Égypte : les femmes manifestent contre les agressions sexuelles
Entourées de volontaires chargés de leur sécurité, des dizaines d’Égyptiennes marchent ce samedi vers la place Tahrir pour dénoncer les agressions sexuelles qui se multiplient. Ce lieu symbole de la “révolution”, est devenu particulièrement dangereux pour les femmes.
Dans les rues du Caire, le harcèlement des femmes, quelles soient voilées ou non, à coups de remarques obscènes ou de gestes déplacés est malheureusement courant. Mais récemment, les témoignages venant de la place Tahrir sur de véritables agressions sexuelles, voire des viols, se sont multipliés. “Combien de fois ne suis-je pas descendue à Tahrir parce que je ne voulais pas sentir de mains entre mes cuisses ?”, confirme Nana al-Hariri, une manifestante de 22 ans.

> _Items_:
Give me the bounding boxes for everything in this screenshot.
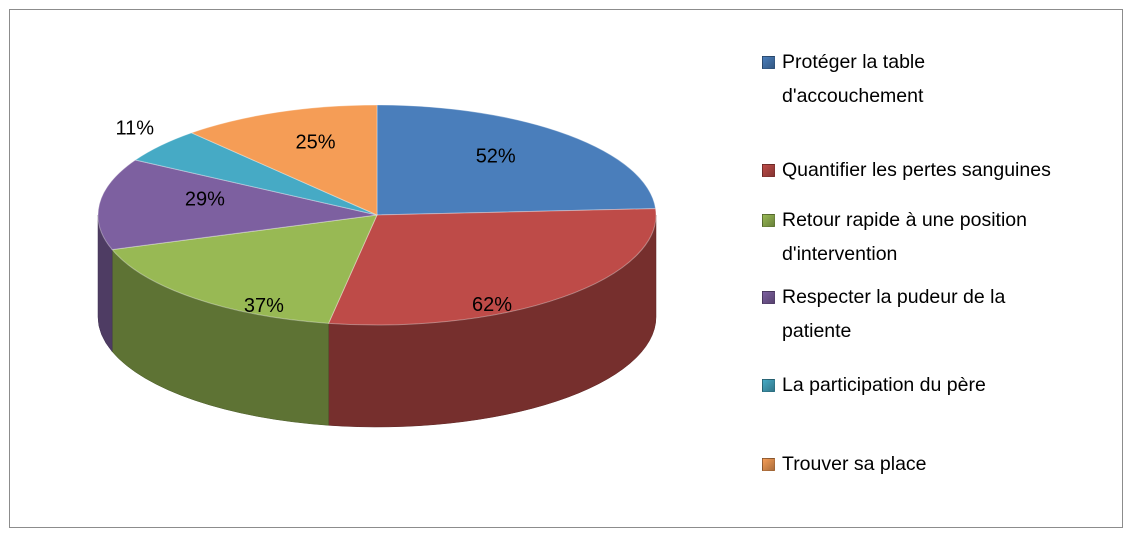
legend-label: Trouver sa place bbox=[782, 453, 927, 475]
legend-item: Quantifier les pertes sanguines bbox=[762, 153, 1051, 187]
legend-item: La participation du père bbox=[762, 368, 986, 402]
data-label: 29% bbox=[185, 188, 225, 210]
slice bbox=[190, 104, 378, 216]
legend-label: Retour rapide à une position d'intervent… bbox=[782, 209, 1027, 265]
legend-label: La participation du père bbox=[782, 374, 986, 396]
legend-swatch bbox=[762, 164, 775, 177]
data-label: 25% bbox=[295, 132, 335, 154]
data-label: 62% bbox=[472, 294, 512, 316]
legend-item: Respecter la pudeur de la patiente bbox=[762, 280, 1005, 348]
slice bbox=[327, 208, 657, 326]
legend-label: Respecter la pudeur de la patiente bbox=[782, 286, 1006, 342]
legend-swatch bbox=[762, 291, 775, 304]
legend-swatch bbox=[762, 458, 775, 471]
legend-item: Protéger la table d'accouchement bbox=[762, 45, 925, 113]
legend-swatch bbox=[762, 379, 775, 392]
data-label: 37% bbox=[244, 295, 284, 317]
legend-swatch bbox=[762, 214, 775, 227]
slice bbox=[134, 132, 378, 216]
legend-label: Protéger la table d'accouchement bbox=[782, 51, 926, 107]
slice bbox=[111, 214, 378, 324]
slice bbox=[97, 159, 378, 251]
data-label: 11% bbox=[115, 117, 154, 139]
legend-item: Retour rapide à une position d'intervent… bbox=[762, 203, 1027, 271]
legend-swatch bbox=[762, 56, 775, 69]
legend-item: Trouver sa place bbox=[762, 447, 927, 481]
slice bbox=[376, 104, 657, 216]
data-label: 52% bbox=[476, 146, 516, 168]
legend-label: Quantifier les pertes sanguines bbox=[782, 159, 1051, 181]
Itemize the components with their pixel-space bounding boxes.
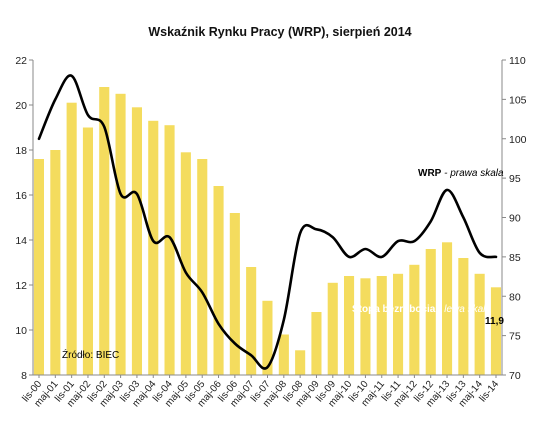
unemployment-label-bold: Stopa bezrobocia (352, 304, 436, 315)
left-tick-label: 12 (15, 280, 27, 292)
unemployment-bar (33, 159, 44, 375)
unemployment-bar (295, 350, 306, 376)
unemployment-bar (376, 276, 387, 375)
unemployment-bar (442, 242, 453, 376)
left-tick-label: 22 (15, 55, 27, 67)
right-tick-label: 75 (509, 331, 521, 343)
x-axis-ticks: lis-00maj-01lis-01maj-02lis-02maj-03lis-… (21, 375, 502, 409)
unemployment-label-rest: - lewa skala (435, 304, 491, 315)
right-tick-label: 100 (509, 134, 527, 146)
unemployment-bar (458, 258, 469, 375)
unemployment-bar (180, 152, 191, 375)
unemployment-bar (360, 278, 371, 376)
unemployment-bar (164, 125, 175, 375)
unemployment-bar (262, 300, 273, 376)
unemployment-bar (148, 120, 159, 376)
right-tick-label: 80 (509, 291, 521, 303)
unemployment-bar (278, 334, 289, 375)
unemployment-bar (115, 93, 126, 376)
unemployment-series-label: Stopa bezrobocia - lewa skala (352, 304, 491, 315)
left-tick-label: 14 (15, 235, 27, 247)
unemployment-bar (213, 186, 224, 375)
left-axis-ticks: 8 10 12 14 16 18 20 22 (15, 55, 33, 382)
unemployment-bar (82, 127, 93, 375)
unemployment-bar (229, 213, 240, 375)
unemployment-bar (425, 249, 436, 375)
right-tick-label: 110 (509, 55, 526, 67)
last-value-label: 11,9 (485, 316, 504, 327)
unemployment-bar (197, 159, 208, 375)
source-label: Źródło: BIEC (62, 348, 119, 361)
unemployment-bar (327, 282, 338, 376)
unemployment-bar (66, 102, 77, 375)
line-series-wrp (37, 74, 498, 370)
wrp-label-bold: WRP (418, 168, 442, 179)
unemployment-bar (131, 107, 142, 376)
x-tick-label: lis-14 (478, 379, 502, 405)
unemployment-bar (99, 87, 110, 375)
wrp-label-rest: - prawa skala (441, 168, 504, 179)
unemployment-bar (409, 264, 420, 376)
right-tick-label: 70 (509, 370, 521, 382)
right-tick-label: 95 (509, 173, 521, 185)
unemployment-bar (311, 312, 322, 375)
left-tick-label: 10 (15, 325, 27, 337)
left-tick-label: 18 (15, 145, 27, 157)
unemployment-bar (50, 150, 61, 375)
wrp-series-label: WRP - prawa skala (418, 168, 504, 179)
left-tick-label: 16 (15, 190, 27, 202)
left-tick-label: 8 (21, 370, 27, 382)
unemployment-bar (393, 273, 404, 376)
unemployment-bar (474, 273, 485, 376)
chart-title: Wskaźnik Rynku Pracy (WRP), sierpień 201… (148, 25, 411, 39)
right-tick-label: 90 (509, 213, 521, 225)
unemployment-bar (344, 276, 355, 375)
right-tick-label: 85 (509, 252, 521, 264)
bar-series-unemployment (33, 87, 501, 376)
right-axis-ticks: 70 75 80 85 90 95 100 105 110 (502, 55, 527, 382)
right-tick-label: 105 (509, 94, 527, 106)
unemployment-bar (246, 267, 257, 375)
left-tick-label: 20 (15, 100, 27, 112)
unemployment-bar (490, 287, 501, 376)
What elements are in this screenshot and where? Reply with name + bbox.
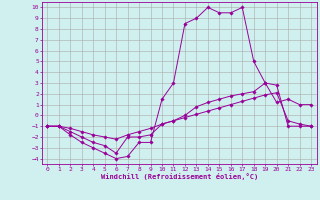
X-axis label: Windchill (Refroidissement éolien,°C): Windchill (Refroidissement éolien,°C) [100,173,258,180]
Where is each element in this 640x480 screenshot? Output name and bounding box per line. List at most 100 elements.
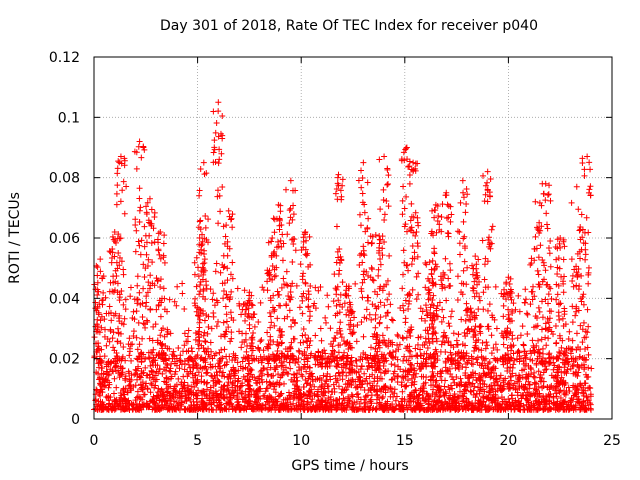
data-point [229,224,236,231]
data-point [181,305,188,312]
data-point [270,380,277,387]
data-point [506,384,513,391]
data-point [262,405,269,412]
data-point [368,240,375,247]
data-point [359,190,366,197]
data-point [457,375,464,382]
data-point [334,361,341,368]
data-point [295,386,302,393]
data-point [521,386,528,393]
y-tick-label: 0.02 [49,352,80,368]
data-point [207,286,214,293]
data-point [349,329,356,336]
data-point [289,259,296,266]
data-point [286,359,293,366]
data-point [449,385,456,392]
data-point [509,399,516,406]
data-point [442,377,449,384]
data-point [559,315,566,322]
y-tick-label: 0.08 [49,171,80,187]
data-point [472,253,479,260]
data-point [132,248,139,255]
data-point [489,223,496,230]
data-point [229,357,236,364]
data-point [240,373,247,380]
data-point [257,395,264,402]
data-point [375,266,382,273]
data-point [198,373,205,380]
data-point [253,379,260,386]
data-point [327,376,334,383]
data-point [415,291,422,298]
data-point [506,315,513,322]
data-point [580,319,587,326]
data-point [294,384,301,391]
data-point [553,400,560,407]
data-point [195,273,202,280]
data-point [452,356,459,363]
data-point [174,283,181,290]
data-point [430,386,437,393]
data-point [366,406,373,413]
data-point [224,374,231,381]
data-point [348,392,355,399]
data-point [376,359,383,366]
data-point [588,365,595,372]
data-point [324,292,331,299]
data-point [276,216,283,223]
data-point [170,348,177,355]
data-point [460,218,467,225]
data-point [553,296,560,303]
data-point [461,329,468,336]
data-point [305,375,312,382]
data-points [91,99,595,413]
data-point [165,376,172,383]
data-point [122,385,129,392]
data-point [448,308,455,315]
data-point [126,378,133,385]
data-point [475,405,482,412]
data-point [359,294,366,301]
data-point [333,302,340,309]
data-point [318,337,325,344]
data-point [391,406,398,413]
data-point [130,308,137,315]
data-point [156,365,163,372]
data-point [521,366,528,373]
data-point [158,405,165,412]
data-point [413,273,420,280]
data-point [107,403,114,410]
data-point [207,361,214,368]
data-point [414,402,421,409]
data-point [291,371,298,378]
data-point [97,256,104,263]
data-point [280,380,287,387]
data-point [280,358,287,365]
data-point [135,393,142,400]
data-point [293,391,300,398]
data-point [524,385,531,392]
data-point [124,389,131,396]
data-point [473,377,480,384]
data-point [287,365,294,372]
data-point [320,372,327,379]
data-point [117,406,124,413]
data-point [569,278,576,285]
data-point [122,357,129,364]
data-point [390,370,397,377]
data-point [557,244,564,251]
data-point [488,226,495,233]
data-point [197,166,204,173]
data-point [195,369,202,376]
data-point [491,396,498,403]
data-point [132,216,139,223]
data-point [276,381,283,388]
data-point [446,260,453,267]
data-point [523,310,530,317]
data-point [566,328,573,335]
data-point [167,368,174,375]
data-point [316,406,323,413]
data-point [582,246,589,253]
data-point [244,378,251,385]
data-point [110,344,117,351]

> _Consigne_: Poursuivez le texte sur la marche des Égyptiennes contre les agressions sexuelles en reprenant juste après sa dernière phrase.

> _Réponse_:
Aujourd’hui, les jeunes femmes sont armées de pistolets à eau chargés d’un mélange de mercurochrome et de piment rouge, pour se défendre contre d’éventuels agresseurs mais aussi pour les marquer et les désigner à la foule. En arrivant sur la place presque vide, la dizaine de femmes, entourées par autant de volontaires en gilet jaune fluo, attirent des regards curieux, parfois un brin moqueurs. Mais des hommes se joignent aussi à la manifestation, et c’est l’occasion d’échanger.
“Nous voulons être traitées comme des citoyennes, pas comme des femelles”, dit Rasha Kamel, une gynécologue de 38 ans, l’une des organisatrices de cette action symbolique pour “un Tahrir sûr”, avant de tracer au feutre noir sur une pancarte “Je suis comme ta sœur”.
Le place est un enfer pour les femmes depuis le début de la révolution
Déjà pendant la révolte de janvier-février 2011, des Égyptiennes ainsi que des journalistes étrangères avaient déjà été victimes d’attouchements sur la place. Puis le 11 février 2011, alors que la foule en liesse fêtait le départ de Hosni Moubarak, une correspondante de la chaîne américaine CBS, Lara Logan, a été victime d’une agression d’une violence inouïe, lorsque de 200 à 300 hommes se sont jetés sur elle, la violant “avec leurs mains”. En novembre 2011, une journaliste de la chaîne France 3, Caroline Sinz, avait raconté à l’AFP avoir été “tabassée par une meute de jeunes et d’adultes qui ont arraché mes vêtements” et ont procédé à des attouchements répondant “à la définition du viol”.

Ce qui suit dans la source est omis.